__Task instructions__. From the entries below, copy out every line with "SEZIONE" in it.
#####
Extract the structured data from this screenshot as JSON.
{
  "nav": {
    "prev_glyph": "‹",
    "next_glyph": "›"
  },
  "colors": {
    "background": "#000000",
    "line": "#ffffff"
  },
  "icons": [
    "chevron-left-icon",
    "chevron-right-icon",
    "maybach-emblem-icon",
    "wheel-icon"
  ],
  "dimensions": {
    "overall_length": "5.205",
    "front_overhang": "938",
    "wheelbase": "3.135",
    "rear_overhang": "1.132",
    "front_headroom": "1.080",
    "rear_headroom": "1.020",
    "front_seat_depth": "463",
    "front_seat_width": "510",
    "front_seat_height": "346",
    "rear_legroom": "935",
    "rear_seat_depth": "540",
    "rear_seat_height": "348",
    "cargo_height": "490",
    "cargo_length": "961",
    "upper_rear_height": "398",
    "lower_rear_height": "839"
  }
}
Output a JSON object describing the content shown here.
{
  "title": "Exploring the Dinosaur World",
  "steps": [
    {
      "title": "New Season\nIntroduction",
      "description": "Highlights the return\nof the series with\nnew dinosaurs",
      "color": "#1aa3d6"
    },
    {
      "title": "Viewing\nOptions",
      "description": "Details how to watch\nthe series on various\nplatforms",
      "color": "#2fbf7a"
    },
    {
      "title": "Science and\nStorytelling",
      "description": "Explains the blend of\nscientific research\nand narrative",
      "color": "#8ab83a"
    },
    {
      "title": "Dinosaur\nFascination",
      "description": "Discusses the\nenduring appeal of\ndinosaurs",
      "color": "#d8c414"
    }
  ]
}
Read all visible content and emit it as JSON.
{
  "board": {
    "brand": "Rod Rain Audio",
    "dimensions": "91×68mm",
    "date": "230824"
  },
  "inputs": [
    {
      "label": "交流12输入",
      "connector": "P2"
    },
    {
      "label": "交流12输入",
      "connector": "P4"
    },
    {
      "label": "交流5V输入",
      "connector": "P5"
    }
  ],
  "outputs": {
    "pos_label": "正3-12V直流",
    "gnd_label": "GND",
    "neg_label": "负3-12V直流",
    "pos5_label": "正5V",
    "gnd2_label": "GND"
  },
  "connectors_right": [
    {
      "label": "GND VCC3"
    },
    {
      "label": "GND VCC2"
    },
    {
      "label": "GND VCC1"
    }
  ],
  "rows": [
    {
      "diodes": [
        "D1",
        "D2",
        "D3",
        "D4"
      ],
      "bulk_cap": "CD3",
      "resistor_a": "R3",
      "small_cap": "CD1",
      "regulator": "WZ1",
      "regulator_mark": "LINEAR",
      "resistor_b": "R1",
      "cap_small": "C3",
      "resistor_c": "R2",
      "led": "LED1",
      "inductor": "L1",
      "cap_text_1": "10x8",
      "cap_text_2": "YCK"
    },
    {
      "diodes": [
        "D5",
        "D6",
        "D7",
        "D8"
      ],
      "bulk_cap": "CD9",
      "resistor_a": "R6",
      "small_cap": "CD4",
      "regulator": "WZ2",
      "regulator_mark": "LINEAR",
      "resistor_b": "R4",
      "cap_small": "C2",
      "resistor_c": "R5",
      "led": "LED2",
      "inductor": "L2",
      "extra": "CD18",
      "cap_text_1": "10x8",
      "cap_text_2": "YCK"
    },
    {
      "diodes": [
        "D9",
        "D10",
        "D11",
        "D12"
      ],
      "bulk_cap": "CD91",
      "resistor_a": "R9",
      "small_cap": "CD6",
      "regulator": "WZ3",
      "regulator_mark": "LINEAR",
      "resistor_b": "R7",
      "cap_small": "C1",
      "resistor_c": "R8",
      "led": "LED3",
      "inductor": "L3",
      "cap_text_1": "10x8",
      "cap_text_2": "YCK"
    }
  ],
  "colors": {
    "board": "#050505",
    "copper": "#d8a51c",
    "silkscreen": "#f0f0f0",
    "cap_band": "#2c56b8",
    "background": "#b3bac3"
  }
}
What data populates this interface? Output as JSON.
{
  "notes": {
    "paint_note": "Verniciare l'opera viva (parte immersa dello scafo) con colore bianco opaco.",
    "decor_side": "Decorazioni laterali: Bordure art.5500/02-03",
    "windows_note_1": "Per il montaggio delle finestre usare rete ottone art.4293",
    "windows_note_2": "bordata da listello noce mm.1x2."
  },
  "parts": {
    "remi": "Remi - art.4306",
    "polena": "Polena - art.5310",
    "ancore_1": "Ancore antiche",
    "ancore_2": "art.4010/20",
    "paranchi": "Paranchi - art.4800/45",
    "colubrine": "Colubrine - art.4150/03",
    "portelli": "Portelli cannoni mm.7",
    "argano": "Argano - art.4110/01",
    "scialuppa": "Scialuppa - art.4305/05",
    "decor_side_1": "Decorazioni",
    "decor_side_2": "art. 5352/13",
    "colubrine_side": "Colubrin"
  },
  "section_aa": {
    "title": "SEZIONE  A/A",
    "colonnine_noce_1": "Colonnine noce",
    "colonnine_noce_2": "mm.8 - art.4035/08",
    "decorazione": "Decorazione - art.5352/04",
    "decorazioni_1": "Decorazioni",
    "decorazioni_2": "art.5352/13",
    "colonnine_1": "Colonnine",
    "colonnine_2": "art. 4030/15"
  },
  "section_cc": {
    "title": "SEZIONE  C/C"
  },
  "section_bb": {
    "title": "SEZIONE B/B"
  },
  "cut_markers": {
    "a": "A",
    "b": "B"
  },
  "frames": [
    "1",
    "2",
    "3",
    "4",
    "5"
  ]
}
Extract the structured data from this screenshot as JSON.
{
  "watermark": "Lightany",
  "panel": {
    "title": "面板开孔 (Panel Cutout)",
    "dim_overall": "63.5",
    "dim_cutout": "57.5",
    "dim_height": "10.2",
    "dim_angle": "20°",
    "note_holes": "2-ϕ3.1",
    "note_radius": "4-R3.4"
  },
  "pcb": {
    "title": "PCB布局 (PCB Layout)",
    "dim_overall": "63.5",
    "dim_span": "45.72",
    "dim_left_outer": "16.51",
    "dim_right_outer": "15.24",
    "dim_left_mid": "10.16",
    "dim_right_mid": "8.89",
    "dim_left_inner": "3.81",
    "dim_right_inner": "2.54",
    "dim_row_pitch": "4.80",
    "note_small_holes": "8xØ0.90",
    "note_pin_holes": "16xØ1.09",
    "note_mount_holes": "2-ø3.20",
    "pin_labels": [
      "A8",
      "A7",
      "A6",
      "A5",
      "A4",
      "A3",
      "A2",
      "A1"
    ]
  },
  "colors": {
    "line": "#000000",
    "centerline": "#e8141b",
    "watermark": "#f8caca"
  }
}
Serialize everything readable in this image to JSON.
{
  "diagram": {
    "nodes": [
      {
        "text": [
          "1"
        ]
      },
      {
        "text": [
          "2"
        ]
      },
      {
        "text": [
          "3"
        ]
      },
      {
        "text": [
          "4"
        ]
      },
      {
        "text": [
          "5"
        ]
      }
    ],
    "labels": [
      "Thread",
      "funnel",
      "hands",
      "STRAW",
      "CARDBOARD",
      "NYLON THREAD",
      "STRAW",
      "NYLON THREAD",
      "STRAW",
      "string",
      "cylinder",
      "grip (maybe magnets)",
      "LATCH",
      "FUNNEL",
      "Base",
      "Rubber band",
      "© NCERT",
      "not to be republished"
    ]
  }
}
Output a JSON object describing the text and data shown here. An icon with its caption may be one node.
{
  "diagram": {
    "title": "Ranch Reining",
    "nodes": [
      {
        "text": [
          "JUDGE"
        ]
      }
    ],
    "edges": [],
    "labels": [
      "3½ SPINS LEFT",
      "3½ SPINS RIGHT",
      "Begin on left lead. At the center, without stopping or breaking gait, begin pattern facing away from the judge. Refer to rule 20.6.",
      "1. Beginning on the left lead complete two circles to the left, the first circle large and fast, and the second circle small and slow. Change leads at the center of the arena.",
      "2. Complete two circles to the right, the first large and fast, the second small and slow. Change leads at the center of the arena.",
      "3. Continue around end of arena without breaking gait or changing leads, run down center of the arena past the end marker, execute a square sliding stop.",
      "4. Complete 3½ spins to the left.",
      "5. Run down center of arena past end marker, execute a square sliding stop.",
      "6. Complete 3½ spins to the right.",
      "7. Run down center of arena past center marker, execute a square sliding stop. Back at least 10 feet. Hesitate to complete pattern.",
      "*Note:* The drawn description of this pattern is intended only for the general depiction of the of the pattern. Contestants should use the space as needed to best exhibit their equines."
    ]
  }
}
#####
__Solution to this task__.
    "title": "SEZIONE  A/A",
    "title": "SEZIONE  C/C"
    "title": "SEZIONE B/B"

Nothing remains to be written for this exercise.